-- start of Input records --

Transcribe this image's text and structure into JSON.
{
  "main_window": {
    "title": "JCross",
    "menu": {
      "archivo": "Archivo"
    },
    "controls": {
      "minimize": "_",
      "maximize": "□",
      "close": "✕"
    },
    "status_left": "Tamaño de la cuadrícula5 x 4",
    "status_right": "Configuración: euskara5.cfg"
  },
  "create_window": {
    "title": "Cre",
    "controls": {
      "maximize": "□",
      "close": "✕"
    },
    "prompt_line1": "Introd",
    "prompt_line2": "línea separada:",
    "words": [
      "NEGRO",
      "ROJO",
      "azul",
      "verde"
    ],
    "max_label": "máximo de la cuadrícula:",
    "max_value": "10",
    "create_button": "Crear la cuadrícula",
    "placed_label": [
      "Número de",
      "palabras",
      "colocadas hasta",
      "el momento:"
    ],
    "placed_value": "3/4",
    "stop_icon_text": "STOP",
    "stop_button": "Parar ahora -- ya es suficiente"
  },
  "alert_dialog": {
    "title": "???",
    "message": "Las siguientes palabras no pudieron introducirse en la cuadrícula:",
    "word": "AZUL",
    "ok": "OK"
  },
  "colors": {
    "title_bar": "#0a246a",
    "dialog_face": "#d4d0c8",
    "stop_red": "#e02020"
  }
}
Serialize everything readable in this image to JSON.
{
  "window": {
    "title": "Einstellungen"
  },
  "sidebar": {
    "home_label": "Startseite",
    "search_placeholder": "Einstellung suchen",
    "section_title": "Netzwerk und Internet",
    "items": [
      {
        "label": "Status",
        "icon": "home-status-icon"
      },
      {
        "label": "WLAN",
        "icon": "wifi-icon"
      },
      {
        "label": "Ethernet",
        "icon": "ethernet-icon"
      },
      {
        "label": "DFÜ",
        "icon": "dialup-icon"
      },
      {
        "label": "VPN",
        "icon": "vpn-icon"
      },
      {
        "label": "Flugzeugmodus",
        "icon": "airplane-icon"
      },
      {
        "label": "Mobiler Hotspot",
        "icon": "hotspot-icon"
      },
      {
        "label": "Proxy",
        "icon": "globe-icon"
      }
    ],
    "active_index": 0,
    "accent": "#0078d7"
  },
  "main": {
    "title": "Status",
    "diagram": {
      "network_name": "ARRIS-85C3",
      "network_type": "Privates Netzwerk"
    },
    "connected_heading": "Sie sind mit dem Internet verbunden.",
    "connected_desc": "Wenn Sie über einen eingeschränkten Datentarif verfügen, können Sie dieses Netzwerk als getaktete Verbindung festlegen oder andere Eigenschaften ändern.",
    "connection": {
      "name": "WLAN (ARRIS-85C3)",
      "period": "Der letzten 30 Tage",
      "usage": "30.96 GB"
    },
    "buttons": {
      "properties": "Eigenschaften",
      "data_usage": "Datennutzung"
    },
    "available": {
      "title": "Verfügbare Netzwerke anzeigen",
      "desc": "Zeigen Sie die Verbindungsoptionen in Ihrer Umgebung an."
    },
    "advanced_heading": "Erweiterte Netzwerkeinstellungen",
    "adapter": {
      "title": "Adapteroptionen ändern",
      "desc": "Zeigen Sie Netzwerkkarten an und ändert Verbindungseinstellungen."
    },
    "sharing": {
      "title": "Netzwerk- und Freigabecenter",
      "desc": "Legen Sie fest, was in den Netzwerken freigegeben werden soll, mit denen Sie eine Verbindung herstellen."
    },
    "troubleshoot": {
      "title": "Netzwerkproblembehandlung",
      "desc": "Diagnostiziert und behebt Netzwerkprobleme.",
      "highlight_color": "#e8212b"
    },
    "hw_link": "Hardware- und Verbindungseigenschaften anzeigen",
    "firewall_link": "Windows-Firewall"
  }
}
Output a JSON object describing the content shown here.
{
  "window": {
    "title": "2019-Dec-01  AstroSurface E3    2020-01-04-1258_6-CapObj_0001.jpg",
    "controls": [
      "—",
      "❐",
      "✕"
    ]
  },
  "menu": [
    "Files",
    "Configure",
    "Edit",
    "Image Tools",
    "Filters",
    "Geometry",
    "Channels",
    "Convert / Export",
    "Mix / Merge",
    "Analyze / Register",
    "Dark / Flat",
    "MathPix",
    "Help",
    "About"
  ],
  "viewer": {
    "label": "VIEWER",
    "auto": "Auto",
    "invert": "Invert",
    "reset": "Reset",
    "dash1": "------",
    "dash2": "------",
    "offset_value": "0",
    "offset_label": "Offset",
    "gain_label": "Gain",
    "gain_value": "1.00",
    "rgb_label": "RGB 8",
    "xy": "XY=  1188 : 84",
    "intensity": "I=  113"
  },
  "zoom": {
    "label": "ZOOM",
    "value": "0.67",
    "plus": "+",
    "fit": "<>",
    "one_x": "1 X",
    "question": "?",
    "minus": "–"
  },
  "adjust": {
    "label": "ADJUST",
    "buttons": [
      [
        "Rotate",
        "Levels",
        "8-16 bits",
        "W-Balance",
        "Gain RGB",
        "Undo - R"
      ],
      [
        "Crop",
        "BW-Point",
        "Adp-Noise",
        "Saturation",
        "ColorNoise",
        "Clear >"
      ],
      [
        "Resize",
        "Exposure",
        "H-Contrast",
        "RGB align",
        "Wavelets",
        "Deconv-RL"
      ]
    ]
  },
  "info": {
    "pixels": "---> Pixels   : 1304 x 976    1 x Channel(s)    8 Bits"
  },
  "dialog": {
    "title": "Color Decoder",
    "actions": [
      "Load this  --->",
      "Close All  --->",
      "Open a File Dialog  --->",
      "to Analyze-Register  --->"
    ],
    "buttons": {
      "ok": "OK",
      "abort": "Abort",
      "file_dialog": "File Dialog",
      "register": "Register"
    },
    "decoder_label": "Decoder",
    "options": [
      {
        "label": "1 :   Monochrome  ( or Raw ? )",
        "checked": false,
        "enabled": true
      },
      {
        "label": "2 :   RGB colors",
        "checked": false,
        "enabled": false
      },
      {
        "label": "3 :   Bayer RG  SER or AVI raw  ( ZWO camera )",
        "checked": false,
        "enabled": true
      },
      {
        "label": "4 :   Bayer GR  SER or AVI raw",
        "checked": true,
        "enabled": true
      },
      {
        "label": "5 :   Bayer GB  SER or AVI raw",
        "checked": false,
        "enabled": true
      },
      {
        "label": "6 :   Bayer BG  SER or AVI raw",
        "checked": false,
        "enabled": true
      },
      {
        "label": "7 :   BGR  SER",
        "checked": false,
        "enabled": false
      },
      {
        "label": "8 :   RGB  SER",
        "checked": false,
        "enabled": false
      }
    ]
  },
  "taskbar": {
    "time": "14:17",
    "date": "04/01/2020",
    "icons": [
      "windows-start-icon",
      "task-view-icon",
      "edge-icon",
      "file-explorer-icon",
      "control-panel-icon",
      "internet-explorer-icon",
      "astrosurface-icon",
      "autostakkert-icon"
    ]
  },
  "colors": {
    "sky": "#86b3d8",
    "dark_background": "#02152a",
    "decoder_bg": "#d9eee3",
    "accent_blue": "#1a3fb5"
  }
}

-- end of Input records --

-- Task requirements --
List the lines of the records where "JSON" occurs.

-- Response for this exercise --
Transcribe this image's text and structure into JSON.
Serialize everything readable in this image to JSON.
Output a JSON object describing the content shown here.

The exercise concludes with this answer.